━━ Listed entries

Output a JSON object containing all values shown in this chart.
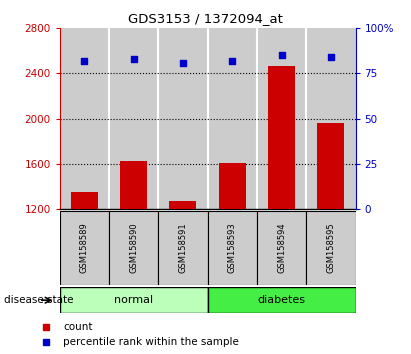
{
  "title": "GDS3153 / 1372094_at",
  "samples": [
    "GSM158589",
    "GSM158590",
    "GSM158591",
    "GSM158593",
    "GSM158594",
    "GSM158595"
  ],
  "counts": [
    1350,
    1620,
    1270,
    1610,
    2470,
    1960
  ],
  "percentiles": [
    82,
    83,
    81,
    82,
    85,
    84
  ],
  "groups": [
    "normal",
    "normal",
    "normal",
    "diabetes",
    "diabetes",
    "diabetes"
  ],
  "normal_color": "#bbffbb",
  "diabetes_color": "#44ee44",
  "bar_color": "#cc0000",
  "dot_color": "#0000cc",
  "ylim_left": [
    1200,
    2800
  ],
  "yticks_left": [
    1200,
    1600,
    2000,
    2400,
    2800
  ],
  "ylim_right": [
    0,
    100
  ],
  "yticks_right": [
    0,
    25,
    50,
    75,
    100
  ],
  "ylabel_right_labels": [
    "0",
    "25",
    "50",
    "75",
    "100%"
  ],
  "plot_bg_color": "#cccccc",
  "cell_separator_color": "#ffffff"
}
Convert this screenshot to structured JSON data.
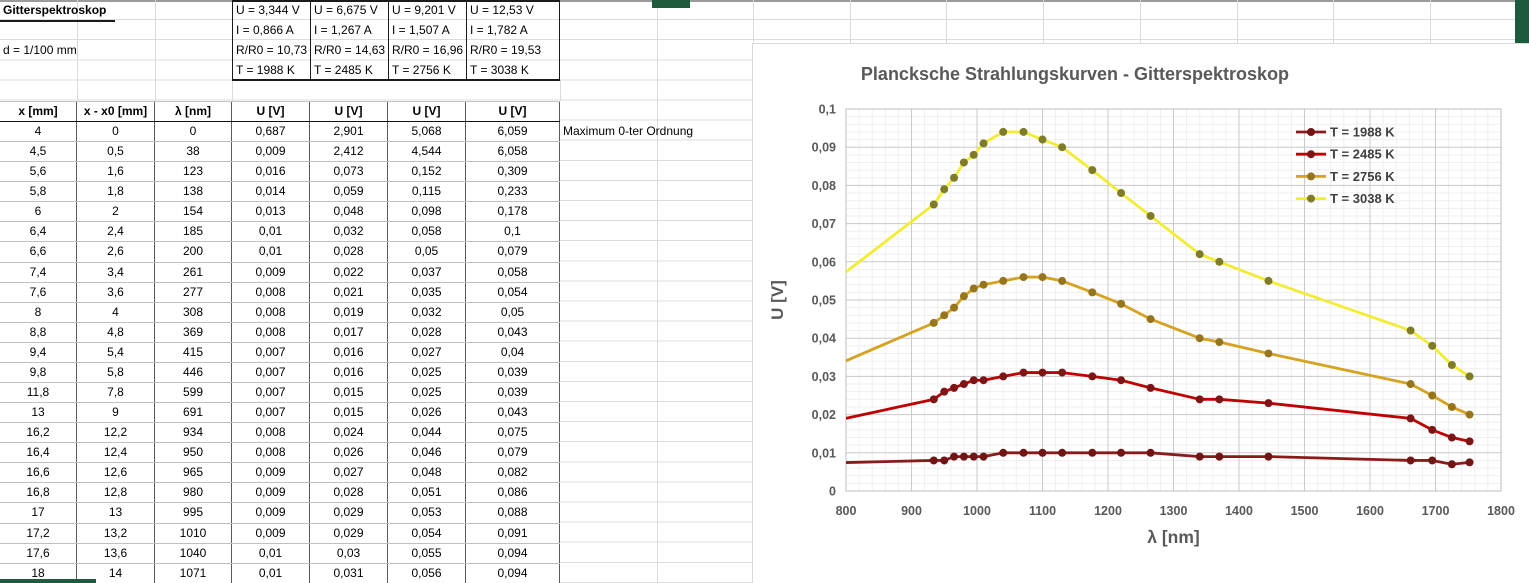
{
  "sheet": {
    "title": "Gitterspektroskop",
    "d_label": "d = 1/100 mm",
    "annotation": "Maximum 0-ter Ordnung",
    "info_columns": [
      {
        "u": "U = 3,344 V",
        "i": "I = 0,866 A",
        "r": "R/R0 = 10,73",
        "t": "T = 1988 K"
      },
      {
        "u": "U = 6,675 V",
        "i": "I = 1,267 A",
        "r": "R/R0 = 14,63",
        "t": "T = 2485 K"
      },
      {
        "u": "U = 9,201 V",
        "i": "I = 1,507 A",
        "r": "R/R0 = 16,96",
        "t": "T = 2756 K"
      },
      {
        "u": "U = 12,53 V",
        "i": "I = 1,782 A",
        "r": "R/R0 = 19,53",
        "t": "T = 3038 K"
      }
    ],
    "table": {
      "headers": [
        "x [mm]",
        "x - x0 [mm]",
        "λ [nm]",
        "U [V]",
        "U [V]",
        "U [V]",
        "U [V]"
      ],
      "rows": [
        [
          "4",
          "0",
          "0",
          "0,687",
          "2,901",
          "5,068",
          "6,059"
        ],
        [
          "4,5",
          "0,5",
          "38",
          "0,009",
          "2,412",
          "4,544",
          "6,058"
        ],
        [
          "5,6",
          "1,6",
          "123",
          "0,016",
          "0,073",
          "0,152",
          "0,309"
        ],
        [
          "5,8",
          "1,8",
          "138",
          "0,014",
          "0,059",
          "0,115",
          "0,233"
        ],
        [
          "6",
          "2",
          "154",
          "0,013",
          "0,048",
          "0,098",
          "0,178"
        ],
        [
          "6,4",
          "2,4",
          "185",
          "0,01",
          "0,032",
          "0,058",
          "0,1"
        ],
        [
          "6,6",
          "2,6",
          "200",
          "0,01",
          "0,028",
          "0,05",
          "0,079"
        ],
        [
          "7,4",
          "3,4",
          "261",
          "0,009",
          "0,022",
          "0,037",
          "0,058"
        ],
        [
          "7,6",
          "3,6",
          "277",
          "0,008",
          "0,021",
          "0,035",
          "0,054"
        ],
        [
          "8",
          "4",
          "308",
          "0,008",
          "0,019",
          "0,032",
          "0,05"
        ],
        [
          "8,8",
          "4,8",
          "369",
          "0,008",
          "0,017",
          "0,028",
          "0,043"
        ],
        [
          "9,4",
          "5,4",
          "415",
          "0,007",
          "0,016",
          "0,027",
          "0,04"
        ],
        [
          "9,8",
          "5,8",
          "446",
          "0,007",
          "0,016",
          "0,025",
          "0,039"
        ],
        [
          "11,8",
          "7,8",
          "599",
          "0,007",
          "0,015",
          "0,025",
          "0,039"
        ],
        [
          "13",
          "9",
          "691",
          "0,007",
          "0,015",
          "0,026",
          "0,043"
        ],
        [
          "16,2",
          "12,2",
          "934",
          "0,008",
          "0,024",
          "0,044",
          "0,075"
        ],
        [
          "16,4",
          "12,4",
          "950",
          "0,008",
          "0,026",
          "0,046",
          "0,079"
        ],
        [
          "16,6",
          "12,6",
          "965",
          "0,009",
          "0,027",
          "0,048",
          "0,082"
        ],
        [
          "16,8",
          "12,8",
          "980",
          "0,009",
          "0,028",
          "0,051",
          "0,086"
        ],
        [
          "17",
          "13",
          "995",
          "0,009",
          "0,029",
          "0,053",
          "0,088"
        ],
        [
          "17,2",
          "13,2",
          "1010",
          "0,009",
          "0,029",
          "0,054",
          "0,091"
        ],
        [
          "17,6",
          "13,6",
          "1040",
          "0,01",
          "0,03",
          "0,055",
          "0,094"
        ],
        [
          "18",
          "14",
          "1071",
          "0,01",
          "0,031",
          "0,056",
          "0,094"
        ]
      ]
    }
  },
  "chart_data": {
    "type": "line",
    "title": "Plancksche Strahlungskurven - Gitterspektroskop",
    "xlabel": "λ [nm]",
    "ylabel": "U [V]",
    "xlim": [
      800,
      1800
    ],
    "ylim": [
      0,
      0.1
    ],
    "x_major": 100,
    "x_minor": 20,
    "y_major": 0.01,
    "y_minor": 0.002,
    "grid": true,
    "legend_position": "top-right",
    "x": [
      0,
      38,
      123,
      138,
      154,
      185,
      200,
      261,
      277,
      308,
      369,
      415,
      446,
      599,
      691,
      934,
      950,
      965,
      980,
      995,
      1010,
      1040,
      1071,
      1100,
      1130,
      1176,
      1220,
      1265,
      1340,
      1370,
      1445,
      1662,
      1695,
      1725,
      1752
    ],
    "series": [
      {
        "name": "T = 1988 K",
        "color": "#8b1a1a",
        "marker_color": "#701414",
        "values": [
          0.687,
          0.009,
          0.016,
          0.014,
          0.013,
          0.01,
          0.01,
          0.009,
          0.008,
          0.008,
          0.008,
          0.007,
          0.007,
          0.007,
          0.007,
          0.008,
          0.008,
          0.009,
          0.009,
          0.009,
          0.009,
          0.01,
          0.01,
          0.01,
          0.01,
          0.01,
          0.01,
          0.01,
          0.009,
          0.009,
          0.009,
          0.008,
          0.008,
          0.007,
          0.0075
        ]
      },
      {
        "name": "T = 2485 K",
        "color": "#c00000",
        "marker_color": "#7d1517",
        "values": [
          2.901,
          2.412,
          0.073,
          0.059,
          0.048,
          0.032,
          0.028,
          0.022,
          0.021,
          0.019,
          0.017,
          0.016,
          0.016,
          0.015,
          0.015,
          0.024,
          0.026,
          0.027,
          0.028,
          0.029,
          0.029,
          0.03,
          0.031,
          0.031,
          0.031,
          0.03,
          0.029,
          0.027,
          0.024,
          0.024,
          0.023,
          0.019,
          0.016,
          0.014,
          0.013
        ]
      },
      {
        "name": "T = 2756 K",
        "color": "#d6a321",
        "marker_color": "#97751d",
        "values": [
          5.068,
          4.544,
          0.152,
          0.115,
          0.098,
          0.058,
          0.05,
          0.037,
          0.035,
          0.032,
          0.028,
          0.027,
          0.025,
          0.025,
          0.026,
          0.044,
          0.046,
          0.048,
          0.051,
          0.053,
          0.054,
          0.055,
          0.056,
          0.056,
          0.055,
          0.052,
          0.049,
          0.045,
          0.04,
          0.039,
          0.036,
          0.028,
          0.025,
          0.022,
          0.02
        ]
      },
      {
        "name": "T = 3038 K",
        "color": "#f2ed32",
        "marker_color": "#7f7b26",
        "values": [
          6.059,
          6.058,
          0.309,
          0.233,
          0.178,
          0.1,
          0.079,
          0.058,
          0.054,
          0.05,
          0.043,
          0.04,
          0.039,
          0.039,
          0.043,
          0.075,
          0.079,
          0.082,
          0.086,
          0.088,
          0.091,
          0.094,
          0.094,
          0.092,
          0.09,
          0.084,
          0.078,
          0.072,
          0.062,
          0.06,
          0.055,
          0.042,
          0.038,
          0.033,
          0.03
        ]
      }
    ]
  },
  "colors": {
    "selection_green": "#1e5b3c",
    "title_gray": "#595959",
    "legend_text": "#404040",
    "major_grid": "#c9c9c9",
    "minor_grid": "#efefef",
    "plot_border": "#bfbfbf"
  }
}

━━━━

Your objective - Copy each line of the preceding data that contains the string "JSON".

Full output -
Output a JSON object containing all values shown in this chart.
Convert this screenshot to structured JSON data.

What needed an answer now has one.